* _Aim of the task_:
Count how many lines of the material contain the string "your", then give that number and nothing more.

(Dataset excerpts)

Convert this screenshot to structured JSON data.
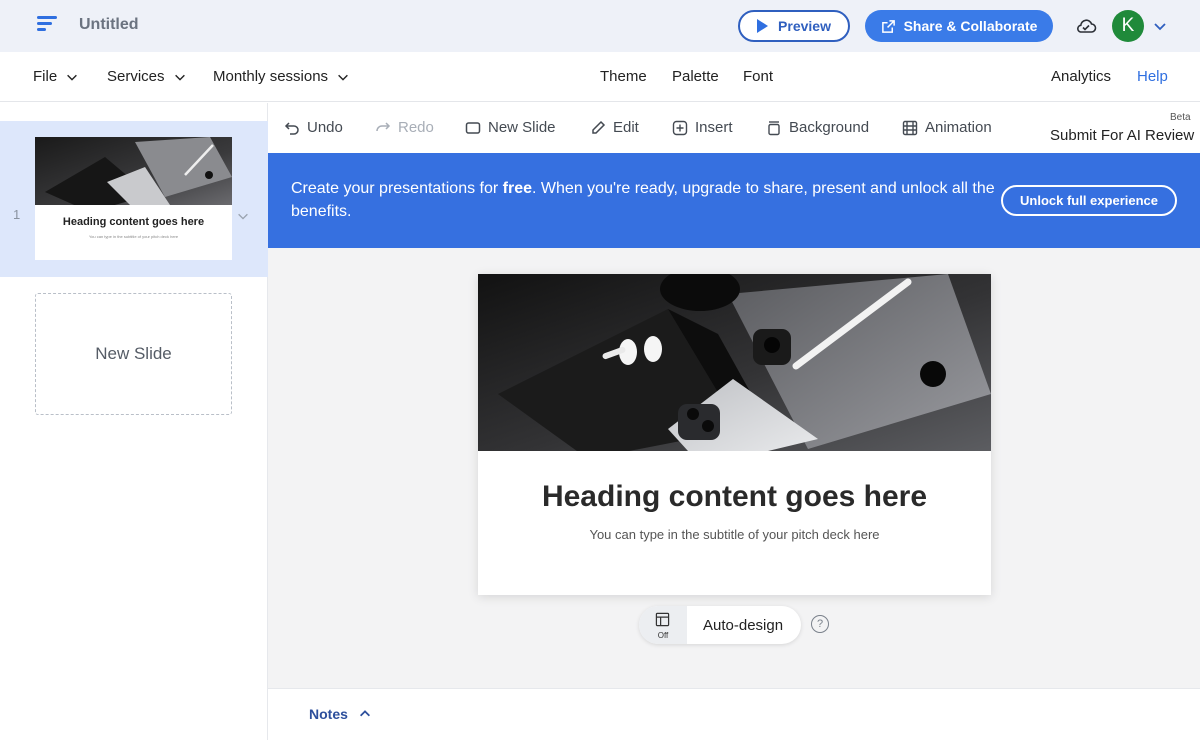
{
  "topbar": {
    "doc_title": "Untitled",
    "preview_label": "Preview",
    "share_label": "Share & Collaborate",
    "avatar_initial": "K",
    "avatar_color": "#1f8a3a"
  },
  "menu": {
    "file": "File",
    "services": "Services",
    "monthly_sessions": "Monthly sessions",
    "theme": "Theme",
    "palette": "Palette",
    "font": "Font",
    "analytics": "Analytics",
    "help": "Help"
  },
  "toolbar": {
    "undo": "Undo",
    "redo": "Redo",
    "new_slide": "New Slide",
    "edit": "Edit",
    "insert": "Insert",
    "background": "Background",
    "animation": "Animation",
    "beta": "Beta",
    "ai_review": "Submit For AI Review"
  },
  "banner": {
    "text_before": "Create your presentations for ",
    "text_bold": "free",
    "text_after": ". When you're ready, upgrade to share, present and unlock all the benefits.",
    "unlock_label": "Unlock full experience"
  },
  "sidebar": {
    "slides": [
      {
        "number": "1",
        "heading": "Heading content goes here",
        "subtitle": "You can type in the subtitle of your pitch deck here"
      }
    ],
    "new_slide_label": "New Slide"
  },
  "slide": {
    "heading": "Heading content goes here",
    "subtitle": "You can type in the subtitle of your pitch deck here"
  },
  "autodesign": {
    "state": "Off",
    "label": "Auto-design",
    "help": "?"
  },
  "notes": {
    "label": "Notes"
  },
  "colors": {
    "accent": "#3670e0",
    "topbar_bg": "#eef1f8",
    "selected_slide_bg": "#dde7fb"
  }
}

* _Correct response_:
3